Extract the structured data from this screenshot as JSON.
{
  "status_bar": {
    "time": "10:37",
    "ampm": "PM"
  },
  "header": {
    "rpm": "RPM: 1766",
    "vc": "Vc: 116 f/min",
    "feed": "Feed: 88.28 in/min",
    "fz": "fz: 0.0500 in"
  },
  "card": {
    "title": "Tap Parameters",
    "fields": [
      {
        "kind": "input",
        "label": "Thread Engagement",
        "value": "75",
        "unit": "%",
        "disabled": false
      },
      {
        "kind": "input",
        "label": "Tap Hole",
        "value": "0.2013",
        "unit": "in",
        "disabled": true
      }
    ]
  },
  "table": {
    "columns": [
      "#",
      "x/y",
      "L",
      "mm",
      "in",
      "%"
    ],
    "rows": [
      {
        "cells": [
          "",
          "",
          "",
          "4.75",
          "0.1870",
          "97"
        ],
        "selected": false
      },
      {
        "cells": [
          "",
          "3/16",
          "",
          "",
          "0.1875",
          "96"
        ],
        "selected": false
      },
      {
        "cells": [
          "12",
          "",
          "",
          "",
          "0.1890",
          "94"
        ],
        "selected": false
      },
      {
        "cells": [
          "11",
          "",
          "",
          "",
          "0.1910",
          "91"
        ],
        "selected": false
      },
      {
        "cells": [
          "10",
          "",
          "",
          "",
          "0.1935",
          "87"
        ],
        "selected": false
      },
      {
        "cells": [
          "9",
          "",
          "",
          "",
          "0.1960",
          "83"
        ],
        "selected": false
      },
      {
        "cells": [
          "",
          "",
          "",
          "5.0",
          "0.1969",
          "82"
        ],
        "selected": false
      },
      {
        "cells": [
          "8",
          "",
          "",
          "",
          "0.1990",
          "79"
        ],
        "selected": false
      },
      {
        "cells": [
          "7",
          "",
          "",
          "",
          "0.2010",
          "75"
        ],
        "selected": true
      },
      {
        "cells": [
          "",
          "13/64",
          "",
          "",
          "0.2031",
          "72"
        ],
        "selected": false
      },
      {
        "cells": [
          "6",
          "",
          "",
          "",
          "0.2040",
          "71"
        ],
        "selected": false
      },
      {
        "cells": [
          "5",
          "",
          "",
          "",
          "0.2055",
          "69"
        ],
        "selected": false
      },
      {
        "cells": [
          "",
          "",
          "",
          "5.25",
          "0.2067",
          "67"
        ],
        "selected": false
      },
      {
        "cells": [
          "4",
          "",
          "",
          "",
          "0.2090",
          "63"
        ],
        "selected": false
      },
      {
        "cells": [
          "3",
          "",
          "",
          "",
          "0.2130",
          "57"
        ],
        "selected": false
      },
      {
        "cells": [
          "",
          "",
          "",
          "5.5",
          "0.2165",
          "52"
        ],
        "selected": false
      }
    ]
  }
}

- _PROBLEM DESCRIPTION_
Your task is to print all of the records exactly.

- _SOLUTION TO THE EXERCISE_
Extract the structured data from this screenshot as JSON.
{
  "status_bar": {
    "time": "10:37",
    "ampm": "PM"
  },
  "header": {
    "rpm": "RPM: 1766",
    "vc": "Vc: 116 f/min",
    "feed": "Feed: 88.28 in/min",
    "fz": "fz: 0.0500 in"
  },
  "card": {
    "title": "Tap Parameters",
    "fields": [
      {
        "kind": "input",
        "label": "Thread Engagement",
        "value": "75",
        "unit": "%",
        "disabled": false
      },
      {
        "kind": "input",
        "label": "Tap Hole",
        "value": "0.2013",
        "unit": "in",
        "disabled": true
      }
    ]
  },
  "table": {
    "columns": [
      "#",
      "x/y",
      "L",
      "mm",
      "in",
      "%"
    ],
    "rows": [
      {
        "cells": [
          "",
          "",
          "",
          "4.75",
          "0.1870",
          "97"
        ],
        "selected": false
      },
      {
        "cells": [
          "",
          "3/16",
          "",
          "",
          "0.1875",
          "96"
        ],
        "selected": false
      },
      {
        "cells": [
          "12",
          "",
          "",
          "",
          "0.1890",
          "94"
        ],
        "selected": false
      },
      {
        "cells": [
          "11",
          "",
          "",
          "",
          "0.1910",
          "91"
        ],
        "selected": false
      },
      {
        "cells": [
          "10",
          "",
          "",
          "",
          "0.1935",
          "87"
        ],
        "selected": false
      },
      {
        "cells": [
          "9",
          "",
          "",
          "",
          "0.1960",
          "83"
        ],
        "selected": false
      },
      {
        "cells": [
          "",
          "",
          "",
          "5.0",
          "0.1969",
          "82"
        ],
        "selected": false
      },
      {
        "cells": [
          "8",
          "",
          "",
          "",
          "0.1990",
          "79"
        ],
        "selected": false
      },
      {
        "cells": [
          "7",
          "",
          "",
          "",
          "0.2010",
          "75"
        ],
        "selected": true
      },
      {
        "cells": [
          "",
          "13/64",
          "",
          "",
          "0.2031",
          "72"
        ],
        "selected": false
      },
      {
        "cells": [
          "6",
          "",
          "",
          "",
          "0.2040",
          "71"
        ],
        "selected": false
      },
      {
        "cells": [
          "5",
          "",
          "",
          "",
          "0.2055",
          "69"
        ],
        "selected": false
      },
      {
        "cells": [
          "",
          "",
          "",
          "5.25",
          "0.2067",
          "67"
        ],
        "selected": false
      },
      {
        "cells": [
          "4",
          "",
          "",
          "",
          "0.2090",
          "63"
        ],
        "selected": false
      },
      {
        "cells": [
          "3",
          "",
          "",
          "",
          "0.2130",
          "57"
        ],
        "selected": false
      },
      {
        "cells": [
          "",
          "",
          "",
          "5.5",
          "0.2165",
          "52"
        ],
        "selected": false
      }
    ]
  }
}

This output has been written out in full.